Prompt. In the records that follow, show each line where the word "confirmation" is present.
-------- Data
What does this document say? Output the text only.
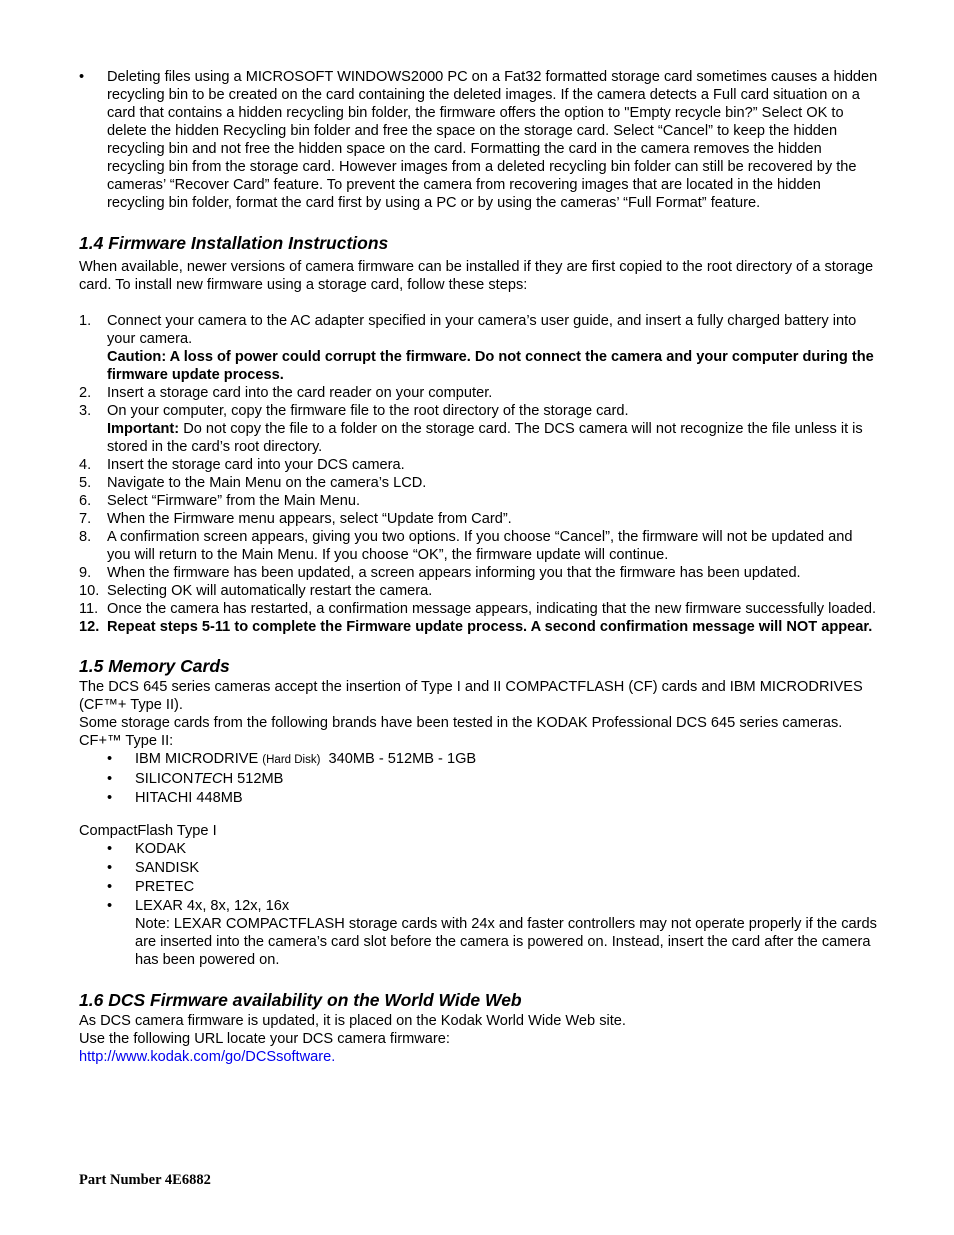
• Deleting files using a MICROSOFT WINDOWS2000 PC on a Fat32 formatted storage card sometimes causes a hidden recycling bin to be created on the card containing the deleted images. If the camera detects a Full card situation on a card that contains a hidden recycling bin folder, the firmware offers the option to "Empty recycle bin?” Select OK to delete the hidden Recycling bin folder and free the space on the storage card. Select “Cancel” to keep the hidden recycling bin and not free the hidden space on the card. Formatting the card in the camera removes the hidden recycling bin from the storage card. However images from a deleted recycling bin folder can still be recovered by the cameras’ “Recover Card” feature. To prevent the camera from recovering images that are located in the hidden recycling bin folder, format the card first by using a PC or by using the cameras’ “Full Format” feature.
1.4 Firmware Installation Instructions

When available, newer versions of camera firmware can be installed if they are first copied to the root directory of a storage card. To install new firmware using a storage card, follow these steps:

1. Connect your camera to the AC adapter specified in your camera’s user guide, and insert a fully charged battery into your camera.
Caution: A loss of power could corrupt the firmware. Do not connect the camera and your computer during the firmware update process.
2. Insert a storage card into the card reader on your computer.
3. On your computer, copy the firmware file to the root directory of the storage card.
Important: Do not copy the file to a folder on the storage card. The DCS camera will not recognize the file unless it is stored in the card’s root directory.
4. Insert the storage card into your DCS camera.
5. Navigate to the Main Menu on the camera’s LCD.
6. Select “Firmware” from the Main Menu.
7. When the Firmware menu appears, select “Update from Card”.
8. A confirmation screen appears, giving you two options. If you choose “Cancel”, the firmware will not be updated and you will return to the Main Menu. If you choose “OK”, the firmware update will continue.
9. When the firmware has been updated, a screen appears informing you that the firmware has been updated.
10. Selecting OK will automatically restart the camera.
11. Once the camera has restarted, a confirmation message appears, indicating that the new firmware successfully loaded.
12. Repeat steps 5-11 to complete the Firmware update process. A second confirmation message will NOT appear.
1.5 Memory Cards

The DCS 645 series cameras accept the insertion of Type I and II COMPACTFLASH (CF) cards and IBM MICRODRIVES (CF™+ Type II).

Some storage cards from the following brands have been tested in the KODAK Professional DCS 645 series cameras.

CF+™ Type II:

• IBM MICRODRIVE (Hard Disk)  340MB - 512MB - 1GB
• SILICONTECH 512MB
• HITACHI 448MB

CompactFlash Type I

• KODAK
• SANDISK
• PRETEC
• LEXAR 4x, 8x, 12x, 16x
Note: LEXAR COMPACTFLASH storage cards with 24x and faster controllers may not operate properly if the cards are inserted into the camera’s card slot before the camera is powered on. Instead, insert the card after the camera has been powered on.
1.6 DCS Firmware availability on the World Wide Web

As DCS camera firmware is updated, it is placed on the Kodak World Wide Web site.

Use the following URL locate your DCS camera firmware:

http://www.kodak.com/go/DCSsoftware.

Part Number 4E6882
----------------
-------- Data
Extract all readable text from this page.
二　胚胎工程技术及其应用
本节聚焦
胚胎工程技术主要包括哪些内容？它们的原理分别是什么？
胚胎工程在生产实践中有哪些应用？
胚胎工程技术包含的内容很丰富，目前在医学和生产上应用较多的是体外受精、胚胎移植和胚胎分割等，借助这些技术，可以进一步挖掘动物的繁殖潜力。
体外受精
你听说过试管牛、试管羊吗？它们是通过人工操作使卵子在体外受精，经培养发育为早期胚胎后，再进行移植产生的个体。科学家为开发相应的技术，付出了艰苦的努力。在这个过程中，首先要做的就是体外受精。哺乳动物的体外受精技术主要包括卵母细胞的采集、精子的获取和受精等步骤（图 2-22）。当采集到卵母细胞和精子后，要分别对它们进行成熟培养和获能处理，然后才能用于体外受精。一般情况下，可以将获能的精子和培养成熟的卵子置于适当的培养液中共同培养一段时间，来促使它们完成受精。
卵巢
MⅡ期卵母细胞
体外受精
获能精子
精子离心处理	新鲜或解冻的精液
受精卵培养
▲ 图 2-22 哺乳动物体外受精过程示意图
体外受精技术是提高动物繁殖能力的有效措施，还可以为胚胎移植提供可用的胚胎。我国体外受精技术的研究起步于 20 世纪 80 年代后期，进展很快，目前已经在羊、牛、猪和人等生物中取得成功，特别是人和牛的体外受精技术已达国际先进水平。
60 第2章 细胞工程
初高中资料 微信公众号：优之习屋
----------------
Result.
8. A confirmation screen appears, giving you two options. If you choose “Cancel”, the firmware will not be updated and you will return to the Main Menu. If you choose “OK”, the firmware update will continue.
11. Once the camera has restarted, a confirmation message appears, indicating that the new firmware successfully loaded.
12. Repeat steps 5-11 to complete the Firmware update process. A second confirmation message will NOT appear.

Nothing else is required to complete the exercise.